** START Data shown **
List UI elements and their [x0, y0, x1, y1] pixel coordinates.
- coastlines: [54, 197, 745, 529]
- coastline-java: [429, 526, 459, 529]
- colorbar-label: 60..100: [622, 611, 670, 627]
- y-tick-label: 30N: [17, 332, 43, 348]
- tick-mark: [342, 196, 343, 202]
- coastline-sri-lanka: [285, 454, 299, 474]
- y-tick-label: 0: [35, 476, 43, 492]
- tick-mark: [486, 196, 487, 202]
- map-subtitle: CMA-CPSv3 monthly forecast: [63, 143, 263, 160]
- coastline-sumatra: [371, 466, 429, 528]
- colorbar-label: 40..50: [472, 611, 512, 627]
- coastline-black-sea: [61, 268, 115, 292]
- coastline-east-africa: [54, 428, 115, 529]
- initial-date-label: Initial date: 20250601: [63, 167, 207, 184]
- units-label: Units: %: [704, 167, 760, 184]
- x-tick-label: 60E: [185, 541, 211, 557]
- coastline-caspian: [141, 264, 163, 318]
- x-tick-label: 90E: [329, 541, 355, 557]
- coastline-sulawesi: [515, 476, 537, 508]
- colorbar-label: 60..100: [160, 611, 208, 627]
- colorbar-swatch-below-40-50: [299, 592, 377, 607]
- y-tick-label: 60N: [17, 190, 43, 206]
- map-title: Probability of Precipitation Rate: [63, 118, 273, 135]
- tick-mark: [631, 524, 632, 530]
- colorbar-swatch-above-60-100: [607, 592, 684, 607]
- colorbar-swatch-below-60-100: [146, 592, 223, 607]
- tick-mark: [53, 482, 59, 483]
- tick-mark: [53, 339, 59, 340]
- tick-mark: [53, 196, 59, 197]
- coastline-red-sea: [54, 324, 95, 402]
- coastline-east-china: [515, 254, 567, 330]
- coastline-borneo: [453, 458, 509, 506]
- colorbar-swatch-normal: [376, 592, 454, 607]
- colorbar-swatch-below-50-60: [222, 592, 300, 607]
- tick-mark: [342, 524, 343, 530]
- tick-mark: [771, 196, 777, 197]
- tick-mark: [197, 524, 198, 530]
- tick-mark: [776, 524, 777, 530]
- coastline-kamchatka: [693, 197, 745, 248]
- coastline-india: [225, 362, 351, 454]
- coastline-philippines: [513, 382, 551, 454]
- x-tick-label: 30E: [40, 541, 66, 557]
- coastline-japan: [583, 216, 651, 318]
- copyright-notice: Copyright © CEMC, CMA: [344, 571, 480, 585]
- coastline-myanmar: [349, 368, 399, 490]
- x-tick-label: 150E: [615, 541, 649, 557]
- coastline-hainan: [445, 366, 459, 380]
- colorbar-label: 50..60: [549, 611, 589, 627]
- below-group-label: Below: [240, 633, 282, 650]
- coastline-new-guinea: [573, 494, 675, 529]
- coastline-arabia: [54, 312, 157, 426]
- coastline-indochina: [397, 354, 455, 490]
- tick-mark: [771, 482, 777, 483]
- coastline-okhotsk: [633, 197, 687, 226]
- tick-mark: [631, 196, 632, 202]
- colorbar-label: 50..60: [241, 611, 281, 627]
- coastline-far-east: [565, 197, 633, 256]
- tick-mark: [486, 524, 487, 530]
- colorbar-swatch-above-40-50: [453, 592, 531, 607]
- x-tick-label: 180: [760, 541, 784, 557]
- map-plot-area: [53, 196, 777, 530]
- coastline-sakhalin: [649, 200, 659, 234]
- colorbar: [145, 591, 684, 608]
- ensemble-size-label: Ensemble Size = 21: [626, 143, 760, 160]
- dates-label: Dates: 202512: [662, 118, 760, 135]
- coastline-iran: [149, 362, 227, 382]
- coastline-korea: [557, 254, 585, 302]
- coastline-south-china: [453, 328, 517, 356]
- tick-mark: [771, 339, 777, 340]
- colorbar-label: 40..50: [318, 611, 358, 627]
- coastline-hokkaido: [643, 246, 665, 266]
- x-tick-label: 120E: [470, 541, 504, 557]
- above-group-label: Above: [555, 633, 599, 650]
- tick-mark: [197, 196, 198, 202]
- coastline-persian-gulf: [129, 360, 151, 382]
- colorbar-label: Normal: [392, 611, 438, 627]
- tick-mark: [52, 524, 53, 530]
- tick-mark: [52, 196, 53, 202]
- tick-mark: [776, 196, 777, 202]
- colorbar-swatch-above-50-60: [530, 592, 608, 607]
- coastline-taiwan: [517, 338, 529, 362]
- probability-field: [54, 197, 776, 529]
** END Data shown **
Reproduce every line of the records above, keeping each character unchanged.

◆ Full answer:
List UI elements and their [x0, y0, x1, y1] pixel coordinates.
- coastlines: [54, 197, 745, 529]
- coastline-java: [429, 526, 459, 529]
- colorbar-label: 60..100: [622, 611, 670, 627]
- y-tick-label: 30N: [17, 332, 43, 348]
- tick-mark: [342, 196, 343, 202]
- coastline-sri-lanka: [285, 454, 299, 474]
- y-tick-label: 0: [35, 476, 43, 492]
- tick-mark: [486, 196, 487, 202]
- map-subtitle: CMA-CPSv3 monthly forecast: [63, 143, 263, 160]
- coastline-sumatra: [371, 466, 429, 528]
- colorbar-label: 40..50: [472, 611, 512, 627]
- coastline-black-sea: [61, 268, 115, 292]
- coastline-east-africa: [54, 428, 115, 529]
- initial-date-label: Initial date: 20250601: [63, 167, 207, 184]
- units-label: Units: %: [704, 167, 760, 184]
- x-tick-label: 60E: [185, 541, 211, 557]
- coastline-caspian: [141, 264, 163, 318]
- x-tick-label: 90E: [329, 541, 355, 557]
- coastline-sulawesi: [515, 476, 537, 508]
- colorbar-label: 60..100: [160, 611, 208, 627]
- colorbar-swatch-below-40-50: [299, 592, 377, 607]
- y-tick-label: 60N: [17, 190, 43, 206]
- map-title: Probability of Precipitation Rate: [63, 118, 273, 135]
- tick-mark: [631, 524, 632, 530]
- colorbar-swatch-above-60-100: [607, 592, 684, 607]
- colorbar-swatch-below-60-100: [146, 592, 223, 607]
- tick-mark: [53, 482, 59, 483]
- tick-mark: [53, 339, 59, 340]
- tick-mark: [53, 196, 59, 197]
- coastline-red-sea: [54, 324, 95, 402]
- coastline-east-china: [515, 254, 567, 330]
- coastline-borneo: [453, 458, 509, 506]
- colorbar-swatch-normal: [376, 592, 454, 607]
- colorbar-swatch-below-50-60: [222, 592, 300, 607]
- tick-mark: [342, 524, 343, 530]
- tick-mark: [771, 196, 777, 197]
- tick-mark: [197, 524, 198, 530]
- tick-mark: [776, 524, 777, 530]
- coastline-kamchatka: [693, 197, 745, 248]
- coastline-india: [225, 362, 351, 454]
- coastline-philippines: [513, 382, 551, 454]
- x-tick-label: 30E: [40, 541, 66, 557]
- coastline-japan: [583, 216, 651, 318]
- copyright-notice: Copyright © CEMC, CMA: [344, 571, 480, 585]
- coastline-myanmar: [349, 368, 399, 490]
- x-tick-label: 150E: [615, 541, 649, 557]
- coastline-hainan: [445, 366, 459, 380]
- colorbar-label: 50..60: [549, 611, 589, 627]
- below-group-label: Below: [240, 633, 282, 650]
- coastline-new-guinea: [573, 494, 675, 529]
- coastline-arabia: [54, 312, 157, 426]
- coastline-indochina: [397, 354, 455, 490]
- tick-mark: [771, 482, 777, 483]
- coastline-okhotsk: [633, 197, 687, 226]
- tick-mark: [631, 196, 632, 202]
- colorbar-label: 50..60: [241, 611, 281, 627]
- coastline-far-east: [565, 197, 633, 256]
- tick-mark: [486, 524, 487, 530]
- colorbar-swatch-above-40-50: [453, 592, 531, 607]
- x-tick-label: 180: [760, 541, 784, 557]
- map-plot-area: [53, 196, 777, 530]
- coastline-sakhalin: [649, 200, 659, 234]
- colorbar: [145, 591, 684, 608]
- ensemble-size-label: Ensemble Size = 21: [626, 143, 760, 160]
- dates-label: Dates: 202512: [662, 118, 760, 135]
- coastline-iran: [149, 362, 227, 382]
- coastline-korea: [557, 254, 585, 302]
- coastline-south-china: [453, 328, 517, 356]
- tick-mark: [771, 339, 777, 340]
- colorbar-label: 40..50: [318, 611, 358, 627]
- coastline-hokkaido: [643, 246, 665, 266]
- x-tick-label: 120E: [470, 541, 504, 557]
- above-group-label: Above: [555, 633, 599, 650]
- tick-mark: [197, 196, 198, 202]
- coastline-persian-gulf: [129, 360, 151, 382]
- colorbar-label: Normal: [392, 611, 438, 627]
- tick-mark: [52, 524, 53, 530]
- tick-mark: [52, 196, 53, 202]
- tick-mark: [776, 196, 777, 202]
- colorbar-swatch-above-50-60: [530, 592, 608, 607]
- coastline-taiwan: [517, 338, 529, 362]
- probability-field: [54, 197, 776, 529]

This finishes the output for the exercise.